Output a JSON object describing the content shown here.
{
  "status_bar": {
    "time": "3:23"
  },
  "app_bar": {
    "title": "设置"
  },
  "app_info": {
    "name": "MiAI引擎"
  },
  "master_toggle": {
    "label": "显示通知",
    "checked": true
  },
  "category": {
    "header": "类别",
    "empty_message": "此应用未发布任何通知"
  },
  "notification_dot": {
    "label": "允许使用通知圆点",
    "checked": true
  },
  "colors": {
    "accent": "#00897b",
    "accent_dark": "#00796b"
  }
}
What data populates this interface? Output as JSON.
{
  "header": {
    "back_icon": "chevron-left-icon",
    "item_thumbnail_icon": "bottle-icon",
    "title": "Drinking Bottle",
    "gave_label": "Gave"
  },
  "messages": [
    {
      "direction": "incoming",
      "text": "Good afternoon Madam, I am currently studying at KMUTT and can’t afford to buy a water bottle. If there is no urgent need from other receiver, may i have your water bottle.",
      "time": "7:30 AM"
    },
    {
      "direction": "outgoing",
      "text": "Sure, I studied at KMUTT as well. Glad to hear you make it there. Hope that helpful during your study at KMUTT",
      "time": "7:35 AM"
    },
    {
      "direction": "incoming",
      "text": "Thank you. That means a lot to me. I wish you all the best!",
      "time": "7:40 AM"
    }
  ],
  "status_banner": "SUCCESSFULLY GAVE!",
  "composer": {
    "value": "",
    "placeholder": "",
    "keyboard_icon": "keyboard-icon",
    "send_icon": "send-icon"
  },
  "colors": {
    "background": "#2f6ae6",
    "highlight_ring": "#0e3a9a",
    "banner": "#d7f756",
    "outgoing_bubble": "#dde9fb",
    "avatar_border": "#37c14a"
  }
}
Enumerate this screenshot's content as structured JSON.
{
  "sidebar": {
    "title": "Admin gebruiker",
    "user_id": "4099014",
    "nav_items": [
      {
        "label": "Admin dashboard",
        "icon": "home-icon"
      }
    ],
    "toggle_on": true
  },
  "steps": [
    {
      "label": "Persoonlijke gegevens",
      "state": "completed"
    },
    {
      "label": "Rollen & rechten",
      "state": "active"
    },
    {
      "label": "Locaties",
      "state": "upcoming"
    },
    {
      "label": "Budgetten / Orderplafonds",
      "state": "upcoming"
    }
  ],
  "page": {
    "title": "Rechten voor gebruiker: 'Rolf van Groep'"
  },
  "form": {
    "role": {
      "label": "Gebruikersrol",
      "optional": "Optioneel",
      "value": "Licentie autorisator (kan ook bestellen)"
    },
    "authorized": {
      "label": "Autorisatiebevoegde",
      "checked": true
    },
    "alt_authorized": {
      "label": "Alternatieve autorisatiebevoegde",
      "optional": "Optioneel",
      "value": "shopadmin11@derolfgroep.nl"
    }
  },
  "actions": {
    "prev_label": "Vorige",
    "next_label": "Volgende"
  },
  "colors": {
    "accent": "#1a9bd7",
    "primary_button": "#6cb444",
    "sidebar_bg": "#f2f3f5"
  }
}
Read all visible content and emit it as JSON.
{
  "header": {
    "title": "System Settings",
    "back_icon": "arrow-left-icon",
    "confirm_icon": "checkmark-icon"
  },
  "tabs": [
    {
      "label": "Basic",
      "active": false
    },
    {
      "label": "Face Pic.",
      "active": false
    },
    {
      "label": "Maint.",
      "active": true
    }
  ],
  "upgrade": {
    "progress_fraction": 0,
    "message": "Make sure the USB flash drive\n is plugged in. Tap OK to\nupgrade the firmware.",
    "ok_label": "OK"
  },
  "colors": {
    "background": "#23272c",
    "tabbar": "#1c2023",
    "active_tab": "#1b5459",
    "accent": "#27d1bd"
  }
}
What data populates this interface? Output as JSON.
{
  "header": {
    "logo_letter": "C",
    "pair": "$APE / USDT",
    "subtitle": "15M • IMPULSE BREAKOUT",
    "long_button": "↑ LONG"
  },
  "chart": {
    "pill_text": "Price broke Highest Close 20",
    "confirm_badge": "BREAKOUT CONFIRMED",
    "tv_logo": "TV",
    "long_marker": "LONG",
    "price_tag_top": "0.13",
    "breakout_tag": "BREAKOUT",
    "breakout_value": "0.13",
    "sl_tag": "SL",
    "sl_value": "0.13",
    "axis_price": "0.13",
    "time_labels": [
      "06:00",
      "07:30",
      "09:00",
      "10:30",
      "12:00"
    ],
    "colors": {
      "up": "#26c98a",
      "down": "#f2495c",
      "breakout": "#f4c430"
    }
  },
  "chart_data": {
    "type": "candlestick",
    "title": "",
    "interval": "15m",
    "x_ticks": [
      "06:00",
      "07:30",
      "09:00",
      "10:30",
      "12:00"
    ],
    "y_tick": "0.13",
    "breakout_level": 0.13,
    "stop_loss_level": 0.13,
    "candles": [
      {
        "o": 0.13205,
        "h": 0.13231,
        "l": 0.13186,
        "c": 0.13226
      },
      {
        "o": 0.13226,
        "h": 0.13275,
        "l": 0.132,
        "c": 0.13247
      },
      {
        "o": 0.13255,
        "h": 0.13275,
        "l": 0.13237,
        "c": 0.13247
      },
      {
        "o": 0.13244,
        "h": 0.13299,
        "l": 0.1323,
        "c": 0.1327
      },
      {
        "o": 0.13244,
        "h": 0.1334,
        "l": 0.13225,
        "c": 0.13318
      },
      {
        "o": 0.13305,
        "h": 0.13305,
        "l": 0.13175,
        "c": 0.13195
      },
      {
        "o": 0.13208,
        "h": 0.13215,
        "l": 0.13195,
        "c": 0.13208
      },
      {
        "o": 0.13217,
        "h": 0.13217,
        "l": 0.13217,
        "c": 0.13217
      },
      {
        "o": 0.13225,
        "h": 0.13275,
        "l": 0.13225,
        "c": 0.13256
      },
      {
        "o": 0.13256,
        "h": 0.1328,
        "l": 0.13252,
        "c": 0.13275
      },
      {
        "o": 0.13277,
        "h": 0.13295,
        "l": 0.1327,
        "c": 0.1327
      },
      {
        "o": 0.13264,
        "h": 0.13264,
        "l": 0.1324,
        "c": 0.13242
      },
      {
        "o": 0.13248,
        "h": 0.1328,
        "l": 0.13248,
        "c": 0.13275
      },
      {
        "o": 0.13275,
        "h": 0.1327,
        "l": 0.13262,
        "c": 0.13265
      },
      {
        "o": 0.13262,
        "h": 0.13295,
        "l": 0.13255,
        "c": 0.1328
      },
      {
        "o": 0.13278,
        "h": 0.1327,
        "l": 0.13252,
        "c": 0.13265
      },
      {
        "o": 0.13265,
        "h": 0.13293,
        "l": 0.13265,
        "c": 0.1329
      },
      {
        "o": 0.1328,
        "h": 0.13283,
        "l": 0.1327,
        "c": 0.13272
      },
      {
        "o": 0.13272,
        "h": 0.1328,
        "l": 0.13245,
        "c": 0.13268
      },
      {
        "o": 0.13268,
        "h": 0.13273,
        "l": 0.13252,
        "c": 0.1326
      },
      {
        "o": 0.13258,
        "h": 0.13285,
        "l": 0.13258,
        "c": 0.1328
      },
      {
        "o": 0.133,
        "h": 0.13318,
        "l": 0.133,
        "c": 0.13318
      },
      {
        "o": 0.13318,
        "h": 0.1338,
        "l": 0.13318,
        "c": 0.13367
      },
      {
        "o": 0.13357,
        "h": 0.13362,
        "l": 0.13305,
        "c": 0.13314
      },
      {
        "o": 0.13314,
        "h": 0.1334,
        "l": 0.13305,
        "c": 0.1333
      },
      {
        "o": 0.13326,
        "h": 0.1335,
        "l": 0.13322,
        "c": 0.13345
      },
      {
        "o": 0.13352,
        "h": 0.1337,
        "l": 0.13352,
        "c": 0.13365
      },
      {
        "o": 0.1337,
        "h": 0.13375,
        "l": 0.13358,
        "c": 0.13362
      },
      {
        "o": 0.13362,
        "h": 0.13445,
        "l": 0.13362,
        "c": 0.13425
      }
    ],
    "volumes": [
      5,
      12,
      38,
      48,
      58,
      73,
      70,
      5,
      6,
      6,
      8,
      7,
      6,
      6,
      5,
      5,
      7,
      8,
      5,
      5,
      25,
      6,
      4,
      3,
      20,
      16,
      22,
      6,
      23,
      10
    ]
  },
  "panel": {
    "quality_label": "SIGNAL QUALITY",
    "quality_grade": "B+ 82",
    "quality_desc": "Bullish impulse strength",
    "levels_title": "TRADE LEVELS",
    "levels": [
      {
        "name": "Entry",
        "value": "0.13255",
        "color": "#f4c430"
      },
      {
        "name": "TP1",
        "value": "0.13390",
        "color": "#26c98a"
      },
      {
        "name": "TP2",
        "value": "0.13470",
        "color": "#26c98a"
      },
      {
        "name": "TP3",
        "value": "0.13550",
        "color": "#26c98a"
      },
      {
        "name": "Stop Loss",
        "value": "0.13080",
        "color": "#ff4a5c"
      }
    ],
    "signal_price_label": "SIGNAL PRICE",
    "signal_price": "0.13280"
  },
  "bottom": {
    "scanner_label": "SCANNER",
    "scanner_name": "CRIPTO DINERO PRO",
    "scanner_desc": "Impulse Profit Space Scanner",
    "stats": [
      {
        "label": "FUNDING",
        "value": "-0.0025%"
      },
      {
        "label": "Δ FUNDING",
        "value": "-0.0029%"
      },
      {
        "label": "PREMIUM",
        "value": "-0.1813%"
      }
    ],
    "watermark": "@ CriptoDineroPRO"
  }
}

========================================================================

■ **Exercise prompt**
Reply with one number only, the count of lines above that hold the string "true".

■ **Task output**
5